"""

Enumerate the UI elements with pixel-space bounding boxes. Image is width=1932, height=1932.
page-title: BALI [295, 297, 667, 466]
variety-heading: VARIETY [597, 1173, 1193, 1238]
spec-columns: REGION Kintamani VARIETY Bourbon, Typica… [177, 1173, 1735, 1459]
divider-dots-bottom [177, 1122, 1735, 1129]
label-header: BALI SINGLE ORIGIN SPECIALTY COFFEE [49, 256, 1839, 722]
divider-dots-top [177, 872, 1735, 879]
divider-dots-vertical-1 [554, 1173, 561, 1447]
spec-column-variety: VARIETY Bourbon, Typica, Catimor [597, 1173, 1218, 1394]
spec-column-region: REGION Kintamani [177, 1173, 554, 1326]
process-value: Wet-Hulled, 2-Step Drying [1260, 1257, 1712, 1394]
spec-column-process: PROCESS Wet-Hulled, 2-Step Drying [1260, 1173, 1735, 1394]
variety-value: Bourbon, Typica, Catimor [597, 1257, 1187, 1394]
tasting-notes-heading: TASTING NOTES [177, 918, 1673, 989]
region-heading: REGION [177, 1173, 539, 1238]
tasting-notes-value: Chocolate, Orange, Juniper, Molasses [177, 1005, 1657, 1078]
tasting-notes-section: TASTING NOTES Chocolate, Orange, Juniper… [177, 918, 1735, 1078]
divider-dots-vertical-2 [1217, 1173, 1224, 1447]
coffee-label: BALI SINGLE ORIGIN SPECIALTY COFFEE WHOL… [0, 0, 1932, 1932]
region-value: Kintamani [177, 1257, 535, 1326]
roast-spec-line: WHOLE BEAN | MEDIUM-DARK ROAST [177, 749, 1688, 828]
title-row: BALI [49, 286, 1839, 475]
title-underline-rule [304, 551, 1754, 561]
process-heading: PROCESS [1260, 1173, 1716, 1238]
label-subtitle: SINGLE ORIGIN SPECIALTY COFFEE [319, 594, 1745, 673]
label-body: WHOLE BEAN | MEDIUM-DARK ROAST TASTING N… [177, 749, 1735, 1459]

"""

Written instruction:
Reproduce every line of the records above word for word, keeping the same order.

Solution for this problem:
Enumerate the UI elements with pixel-space bounding boxes. Image is width=1932, height=1932.
page-title: BALI [295, 297, 667, 466]
variety-heading: VARIETY [597, 1173, 1193, 1238]
spec-columns: REGION Kintamani VARIETY Bourbon, Typica… [177, 1173, 1735, 1459]
divider-dots-bottom [177, 1122, 1735, 1129]
label-header: BALI SINGLE ORIGIN SPECIALTY COFFEE [49, 256, 1839, 722]
divider-dots-top [177, 872, 1735, 879]
divider-dots-vertical-1 [554, 1173, 561, 1447]
spec-column-variety: VARIETY Bourbon, Typica, Catimor [597, 1173, 1218, 1394]
spec-column-region: REGION Kintamani [177, 1173, 554, 1326]
process-value: Wet-Hulled, 2-Step Drying [1260, 1257, 1712, 1394]
spec-column-process: PROCESS Wet-Hulled, 2-Step Drying [1260, 1173, 1735, 1394]
variety-value: Bourbon, Typica, Catimor [597, 1257, 1187, 1394]
tasting-notes-heading: TASTING NOTES [177, 918, 1673, 989]
region-heading: REGION [177, 1173, 539, 1238]
tasting-notes-value: Chocolate, Orange, Juniper, Molasses [177, 1005, 1657, 1078]
tasting-notes-section: TASTING NOTES Chocolate, Orange, Juniper… [177, 918, 1735, 1078]
divider-dots-vertical-2 [1217, 1173, 1224, 1447]
coffee-label: BALI SINGLE ORIGIN SPECIALTY COFFEE WHOL… [0, 0, 1932, 1932]
region-value: Kintamani [177, 1257, 535, 1326]
roast-spec-line: WHOLE BEAN | MEDIUM-DARK ROAST [177, 749, 1688, 828]
title-row: BALI [49, 286, 1839, 475]
title-underline-rule [304, 551, 1754, 561]
process-heading: PROCESS [1260, 1173, 1716, 1238]
label-subtitle: SINGLE ORIGIN SPECIALTY COFFEE [319, 594, 1745, 673]
label-body: WHOLE BEAN | MEDIUM-DARK ROAST TASTING N… [177, 749, 1735, 1459]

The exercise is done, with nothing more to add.